• Goal
Please retype the lines from the start of the records through the line that contains "page-number: 第 8 页 [518,720,562,734]", including both of those lines.
◇ ◇ ◇ ◇ ◇
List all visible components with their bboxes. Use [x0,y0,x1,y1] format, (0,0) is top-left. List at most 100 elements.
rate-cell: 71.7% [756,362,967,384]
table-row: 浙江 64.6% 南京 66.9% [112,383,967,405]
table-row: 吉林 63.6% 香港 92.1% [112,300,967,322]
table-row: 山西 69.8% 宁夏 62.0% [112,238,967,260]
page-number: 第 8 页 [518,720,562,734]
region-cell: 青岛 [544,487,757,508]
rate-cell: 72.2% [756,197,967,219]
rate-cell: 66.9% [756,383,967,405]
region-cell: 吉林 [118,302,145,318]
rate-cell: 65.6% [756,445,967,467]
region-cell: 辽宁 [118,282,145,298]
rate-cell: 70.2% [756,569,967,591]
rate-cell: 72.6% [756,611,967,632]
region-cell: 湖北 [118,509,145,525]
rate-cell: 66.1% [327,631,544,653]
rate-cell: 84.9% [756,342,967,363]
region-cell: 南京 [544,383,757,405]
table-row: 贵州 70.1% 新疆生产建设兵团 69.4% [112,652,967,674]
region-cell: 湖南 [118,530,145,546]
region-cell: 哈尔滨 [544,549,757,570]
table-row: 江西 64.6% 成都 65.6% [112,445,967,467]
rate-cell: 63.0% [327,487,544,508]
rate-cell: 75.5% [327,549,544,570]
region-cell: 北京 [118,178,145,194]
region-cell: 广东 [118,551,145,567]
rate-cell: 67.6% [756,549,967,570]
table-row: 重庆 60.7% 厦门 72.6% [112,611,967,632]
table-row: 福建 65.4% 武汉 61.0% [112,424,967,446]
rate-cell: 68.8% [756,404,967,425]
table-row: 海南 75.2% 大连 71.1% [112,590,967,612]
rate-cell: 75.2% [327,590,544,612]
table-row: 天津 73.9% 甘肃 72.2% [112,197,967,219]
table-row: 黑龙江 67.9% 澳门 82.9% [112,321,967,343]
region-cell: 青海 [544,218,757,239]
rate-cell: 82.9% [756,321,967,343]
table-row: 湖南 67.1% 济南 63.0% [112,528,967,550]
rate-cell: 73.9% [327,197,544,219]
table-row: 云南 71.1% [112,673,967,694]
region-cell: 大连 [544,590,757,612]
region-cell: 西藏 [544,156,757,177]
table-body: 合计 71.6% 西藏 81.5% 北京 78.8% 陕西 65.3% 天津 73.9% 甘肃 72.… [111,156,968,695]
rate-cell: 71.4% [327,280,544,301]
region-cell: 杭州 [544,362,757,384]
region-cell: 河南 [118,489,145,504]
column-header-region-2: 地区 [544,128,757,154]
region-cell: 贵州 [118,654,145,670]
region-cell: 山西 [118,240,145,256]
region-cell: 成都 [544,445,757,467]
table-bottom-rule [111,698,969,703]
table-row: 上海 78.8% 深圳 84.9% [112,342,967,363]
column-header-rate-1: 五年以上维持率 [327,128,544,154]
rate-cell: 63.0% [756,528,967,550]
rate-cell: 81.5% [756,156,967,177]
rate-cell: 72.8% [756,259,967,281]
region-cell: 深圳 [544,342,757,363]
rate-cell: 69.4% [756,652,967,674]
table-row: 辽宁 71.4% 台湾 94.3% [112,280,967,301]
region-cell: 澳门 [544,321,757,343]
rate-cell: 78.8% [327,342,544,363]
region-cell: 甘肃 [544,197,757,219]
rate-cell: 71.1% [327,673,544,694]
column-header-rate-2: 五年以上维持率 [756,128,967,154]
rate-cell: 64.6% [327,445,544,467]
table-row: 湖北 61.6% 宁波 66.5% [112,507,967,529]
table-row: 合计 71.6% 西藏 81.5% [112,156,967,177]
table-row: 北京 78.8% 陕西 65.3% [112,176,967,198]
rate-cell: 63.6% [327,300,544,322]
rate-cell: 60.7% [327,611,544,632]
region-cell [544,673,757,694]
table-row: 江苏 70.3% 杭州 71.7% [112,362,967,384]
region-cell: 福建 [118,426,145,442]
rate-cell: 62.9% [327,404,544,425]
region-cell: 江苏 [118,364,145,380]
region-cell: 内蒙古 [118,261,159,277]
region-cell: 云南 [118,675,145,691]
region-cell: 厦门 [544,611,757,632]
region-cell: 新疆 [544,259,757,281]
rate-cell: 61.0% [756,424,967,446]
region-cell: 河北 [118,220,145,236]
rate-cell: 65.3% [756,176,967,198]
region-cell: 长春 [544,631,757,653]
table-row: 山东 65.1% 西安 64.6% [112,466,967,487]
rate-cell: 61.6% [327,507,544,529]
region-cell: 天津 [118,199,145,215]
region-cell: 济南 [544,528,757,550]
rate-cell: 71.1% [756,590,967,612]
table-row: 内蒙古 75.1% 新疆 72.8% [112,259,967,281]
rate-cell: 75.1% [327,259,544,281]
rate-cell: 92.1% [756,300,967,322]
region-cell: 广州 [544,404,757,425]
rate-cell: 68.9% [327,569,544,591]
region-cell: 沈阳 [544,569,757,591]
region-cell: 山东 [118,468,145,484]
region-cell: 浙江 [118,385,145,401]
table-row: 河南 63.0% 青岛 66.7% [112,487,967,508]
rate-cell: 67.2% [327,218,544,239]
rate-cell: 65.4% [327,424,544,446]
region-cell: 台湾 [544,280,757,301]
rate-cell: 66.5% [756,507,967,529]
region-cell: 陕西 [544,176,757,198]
◇ ◇ ◇ ◇ ◇
• Response to the task
List all visible components with their bboxes. Use [x0,y0,x1,y1] format, (0,0) is top-left. List at most 100 elements.
rate-cell: 71.7% [756,362,967,384]
table-row: 浙江 64.6% 南京 66.9% [112,383,967,405]
table-row: 吉林 63.6% 香港 92.1% [112,300,967,322]
table-row: 山西 69.8% 宁夏 62.0% [112,238,967,260]
page-number: 第 8 页 [518,720,562,734]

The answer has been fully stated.